-- Start --

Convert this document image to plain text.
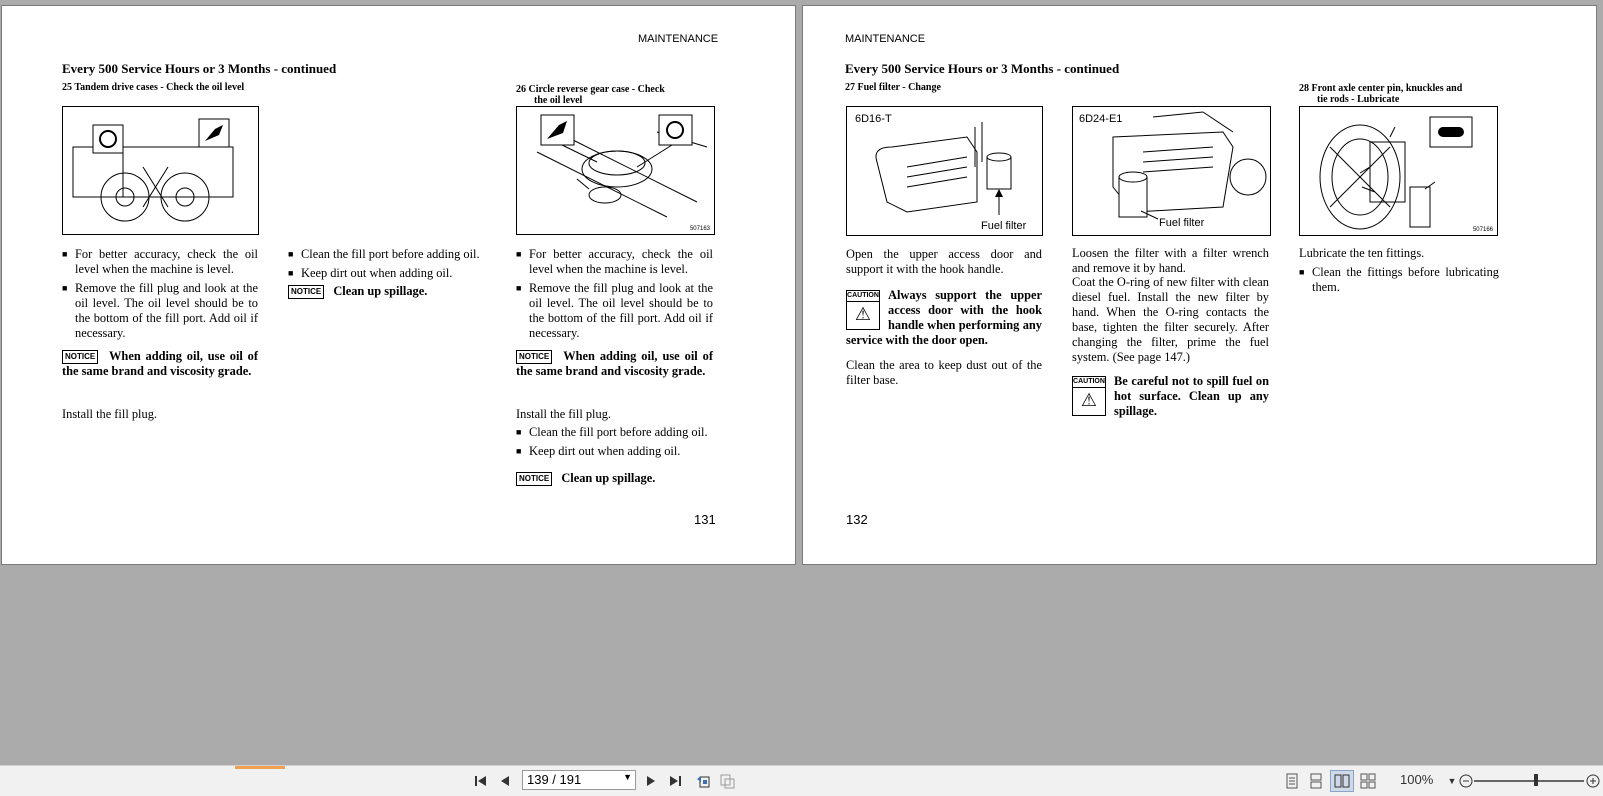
MAINTENANCE
Every 500 Service Hours or 3 Months - continued
25 Tandem drive cases - Check the oil level
■ For better accuracy, check the oil level when the machine is level.
■ Remove the fill plug and look at the oil level. The oil level should be to the bottom of the fill port. Add oil if necessary.
NOTICE When adding oil, use oil of the same brand and viscosity grade.
Install the fill plug.
■ Clean the fill port before adding oil.
■ Keep dirt out when adding oil.
NOTICE Clean up spillage.
26 Circle reverse gear case - Check
the oil level
507163
■ For better accuracy, check the oil level when the machine is level.
■ Remove the fill plug and look at the oil level. The oil level should be to the bottom of the fill port. Add oil if necessary.
NOTICE When adding oil, use oil of the same brand and viscosity grade.
Install the fill plug.
■ Clean the fill port before adding oil.
■ Keep dirt out when adding oil.
NOTICE Clean up spillage.
131
MAINTENANCE
Every 500 Service Hours or 3 Months - continued
27 Fuel filter - Change
6D16-T
Fuel filter
6D24-E1
Fuel filter
Open the upper access door and support it with the hook handle.
CAUTION
⚠
Always support the upper access door with the hook handle when performing any service with the door open.
Clean the area to keep dust out of the filter base.
Loosen the filter with a filter wrench and remove it by hand.
Coat the O-ring of new filter with clean diesel fuel. Install the new filter by hand. When the O-ring contacts the base, tighten the filter securely. After changing the filter, prime the fuel system. (See page 147.)
CAUTION
⚠
Be careful not to spill fuel on hot surface. Clean up any spillage.
28 Front axle center pin, knuckles and
tie rods - Lubricate
507166
Lubricate the ten fittings.
■ Clean the fittings before lubricating them.
132
139 / 191	▼	100% ▼
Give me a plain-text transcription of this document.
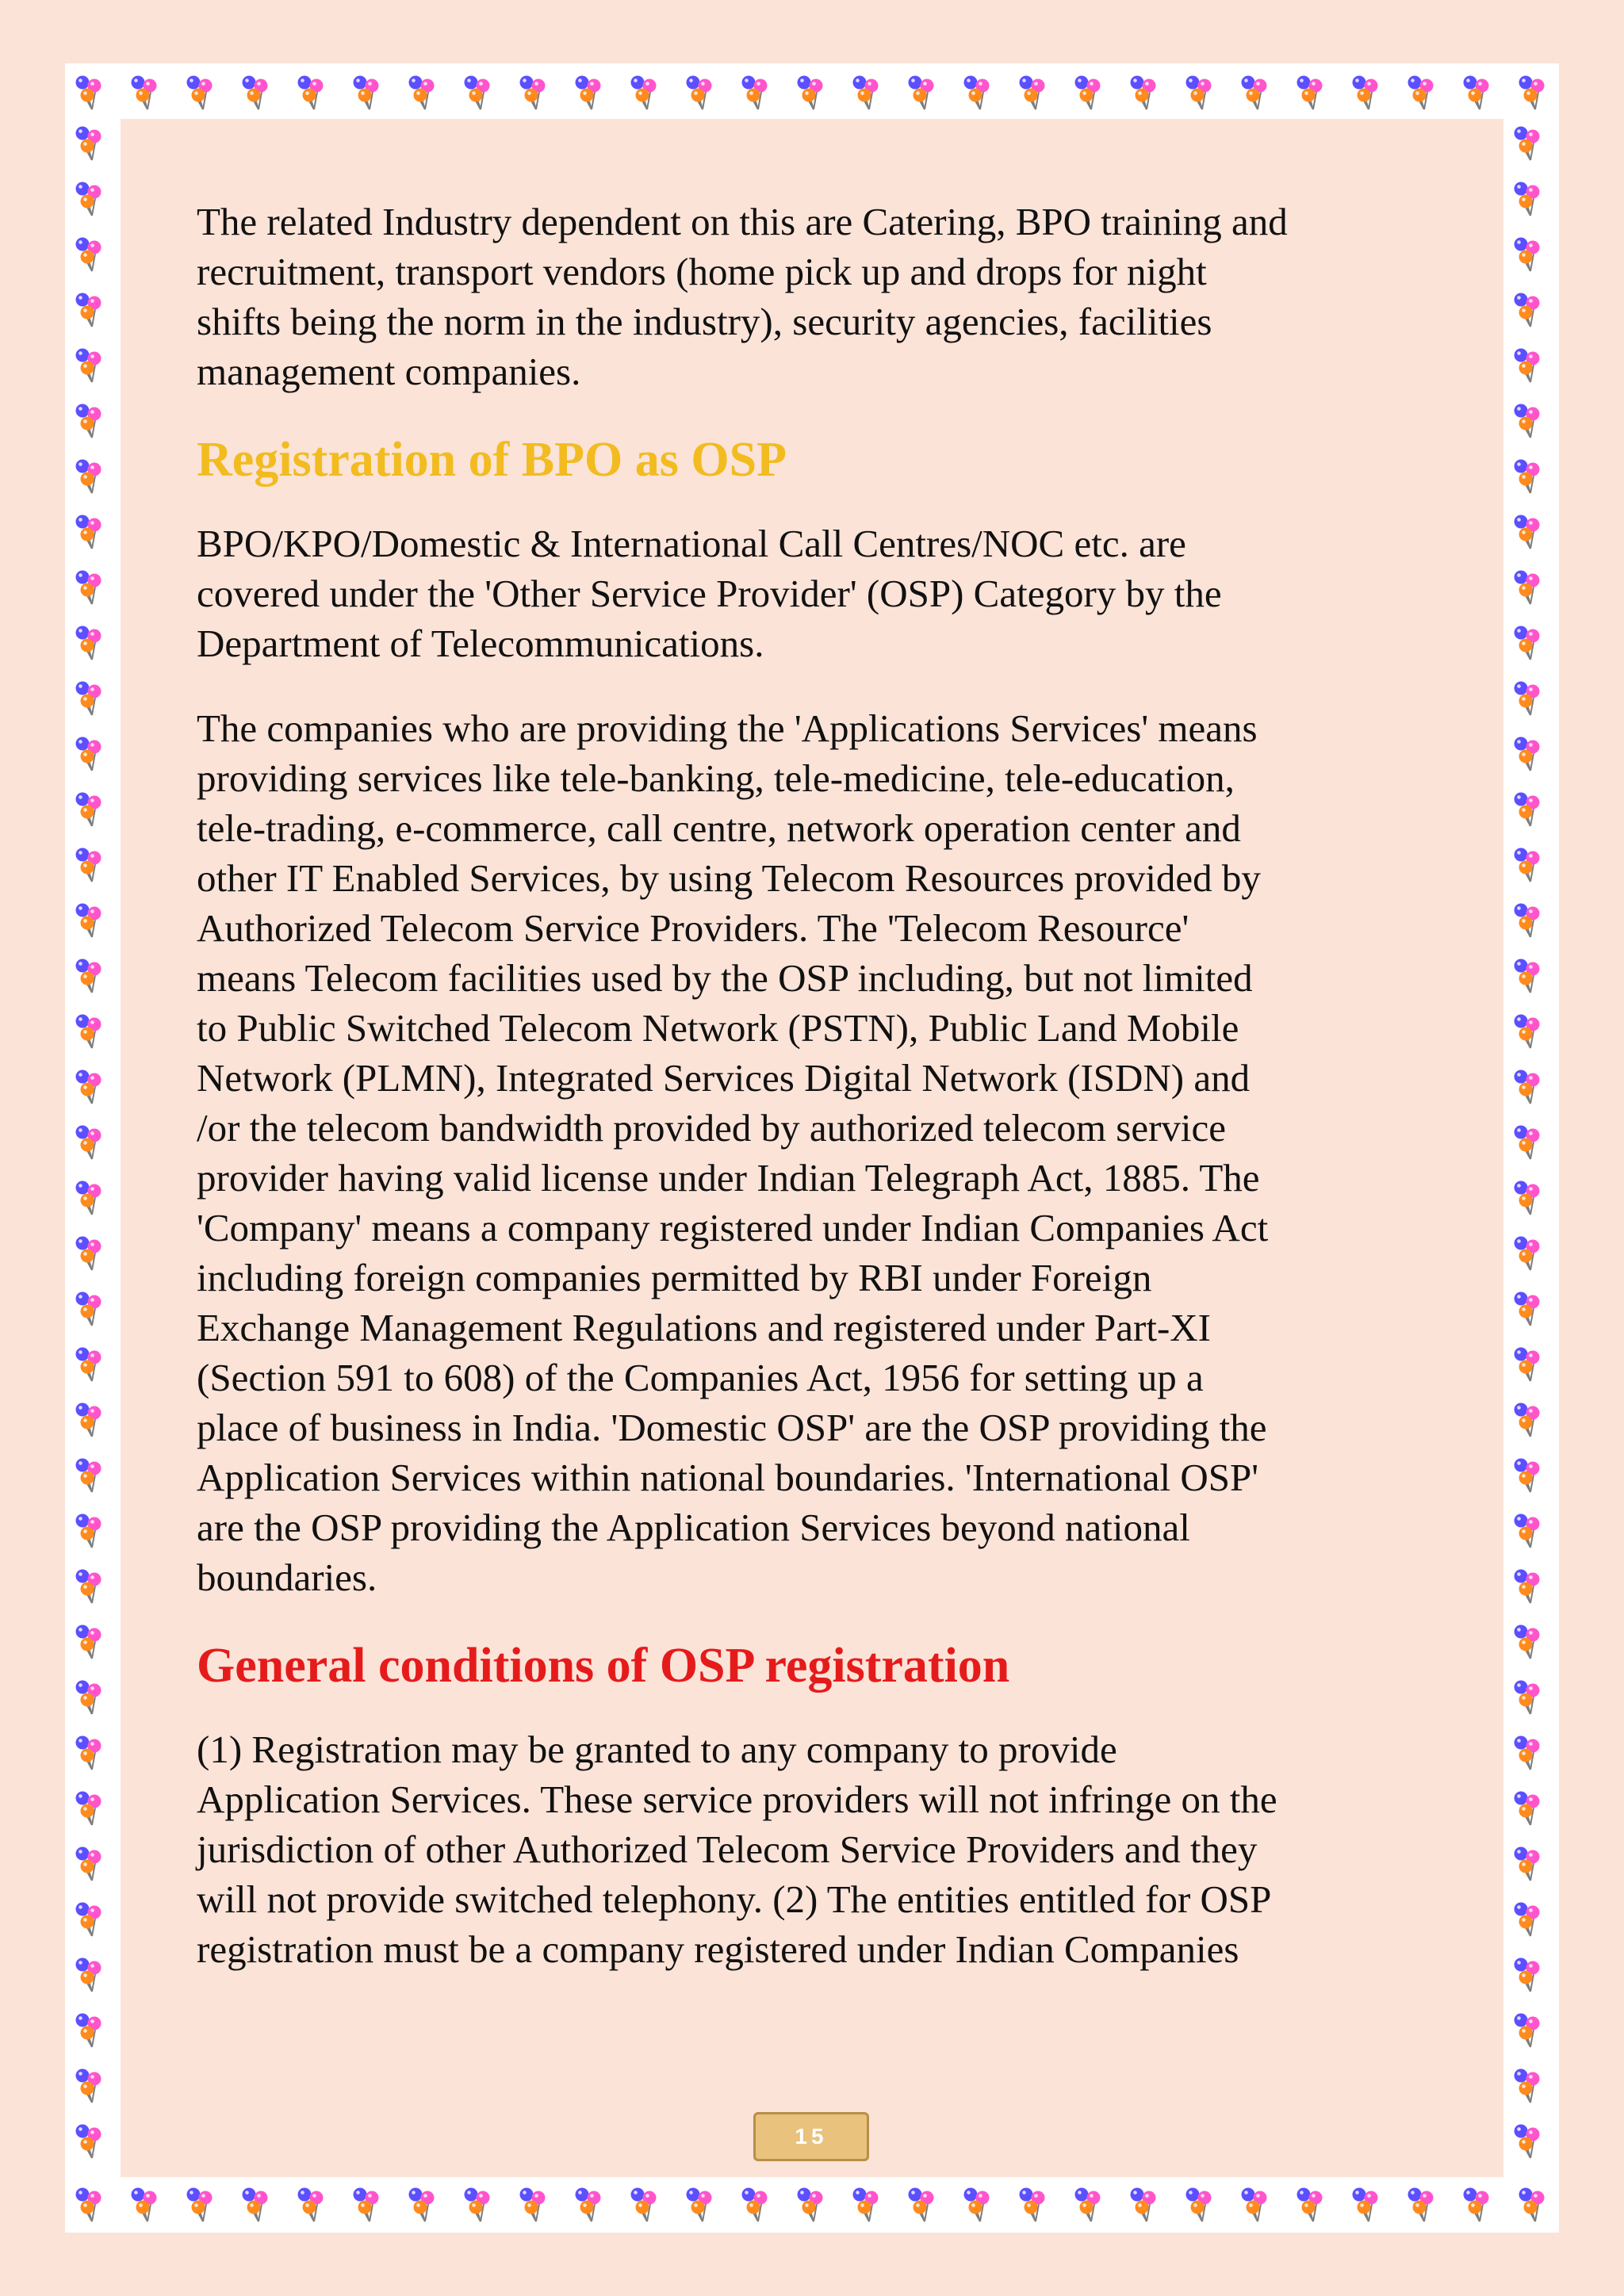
The related Industry dependent on this are Catering, BPO training and
recruitment, transport vendors (home pick up and drops for night
shifts being the norm in the industry), security agencies, facilities
management companies.

Registration of BPO as OSP

BPO/KPO/Domestic & International Call Centres/NOC etc. are
covered under the 'Other Service Provider' (OSP) Category by the
Department of Telecommunications.

The companies who are providing the 'Applications Services' means
providing services like tele-banking, tele-medicine, tele-education,
tele-trading, e-commerce, call centre, network operation center and
other IT Enabled Services, by using Telecom Resources provided by
Authorized Telecom Service Providers. The 'Telecom Resource'
means Telecom facilities used by the OSP including, but not limited
to Public Switched Telecom Network (PSTN), Public Land Mobile
Network (PLMN), Integrated Services Digital Network (ISDN) and
/or the telecom bandwidth provided by authorized telecom service
provider having valid license under Indian Telegraph Act, 1885. The
'Company' means a company registered under Indian Companies Act
including foreign companies permitted by RBI under Foreign
Exchange Management Regulations and registered under Part-XI
(Section 591 to 608) of the Companies Act, 1956 for setting up a
place of business in India. 'Domestic OSP' are the OSP providing the
Application Services within national boundaries. 'International OSP'
are the OSP providing the Application Services beyond national
boundaries.

General conditions of OSP registration

(1) Registration may be granted to any company to provide
Application Services. These service providers will not infringe on the
jurisdiction of other Authorized Telecom Service Providers and they
will not provide switched telephony. (2) The entities entitled for OSP
registration must be a company registered under Indian Companies

15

-- End --

_What is asked_
Output a faithful copy of the data, with each picture left out.

_Problem solution_
Convert this document image to plain text.
MAINTENANCE
Every 500 Service Hours or 3 Months - continued
25 Tandem drive cases - Check the oil level
■ For better accuracy, check the oil level when the machine is level.
■ Remove the fill plug and look at the oil level. The oil level should be to the bottom of the fill port. Add oil if necessary.
NOTICE When adding oil, use oil of the same brand and viscosity grade.
Install the fill plug.
■ Clean the fill port before adding oil.
■ Keep dirt out when adding oil.
NOTICE Clean up spillage.
26 Circle reverse gear case - Check
the oil level
507163
■ For better accuracy, check the oil level when the machine is level.
■ Remove the fill plug and look at the oil level. The oil level should be to the bottom of the fill port. Add oil if necessary.
NOTICE When adding oil, use oil of the same brand and viscosity grade.
Install the fill plug.
■ Clean the fill port before adding oil.
■ Keep dirt out when adding oil.
NOTICE Clean up spillage.
131
MAINTENANCE
Every 500 Service Hours or 3 Months - continued
27 Fuel filter - Change
6D16-T
Fuel filter
6D24-E1
Fuel filter
Open the upper access door and support it with the hook handle.
CAUTION
⚠
Always support the upper access door with the hook handle when performing any service with the door open.
Clean the area to keep dust out of the filter base.
Loosen the filter with a filter wrench and remove it by hand.
Coat the O-ring of new filter with clean diesel fuel. Install the new filter by hand. When the O-ring contacts the base, tighten the filter securely. After changing the filter, prime the fuel system. (See page 147.)
CAUTION
⚠
Be careful not to spill fuel on hot surface. Clean up any spillage.
28 Front axle center pin, knuckles and
tie rods - Lubricate
507166
Lubricate the ten fittings.
■ Clean the fittings before lubricating them.
132
139 / 191	▼	100% ▼
Give me a plain-text transcription of this document.
The related Industry dependent on this are Catering, BPO training and
recruitment, transport vendors (home pick up and drops for night
shifts being the norm in the industry), security agencies, facilities
management companies.

Registration of BPO as OSP

BPO/KPO/Domestic & International Call Centres/NOC etc. are
covered under the 'Other Service Provider' (OSP) Category by the
Department of Telecommunications.

The companies who are providing the 'Applications Services' means
providing services like tele-banking, tele-medicine, tele-education,
tele-trading, e-commerce, call centre, network operation center and
other IT Enabled Services, by using Telecom Resources provided by
Authorized Telecom Service Providers. The 'Telecom Resource'
means Telecom facilities used by the OSP including, but not limited
to Public Switched Telecom Network (PSTN), Public Land Mobile
Network (PLMN), Integrated Services Digital Network (ISDN) and
/or the telecom bandwidth provided by authorized telecom service
provider having valid license under Indian Telegraph Act, 1885. The
'Company' means a company registered under Indian Companies Act
including foreign companies permitted by RBI under Foreign
Exchange Management Regulations and registered under Part-XI
(Section 591 to 608) of the Companies Act, 1956 for setting up a
place of business in India. 'Domestic OSP' are the OSP providing the
Application Services within national boundaries. 'International OSP'
are the OSP providing the Application Services beyond national
boundaries.

General conditions of OSP registration

(1) Registration may be granted to any company to provide
Application Services. These service providers will not infringe on the
jurisdiction of other Authorized Telecom Service Providers and they
will not provide switched telephony. (2) The entities entitled for OSP
registration must be a company registered under Indian Companies

15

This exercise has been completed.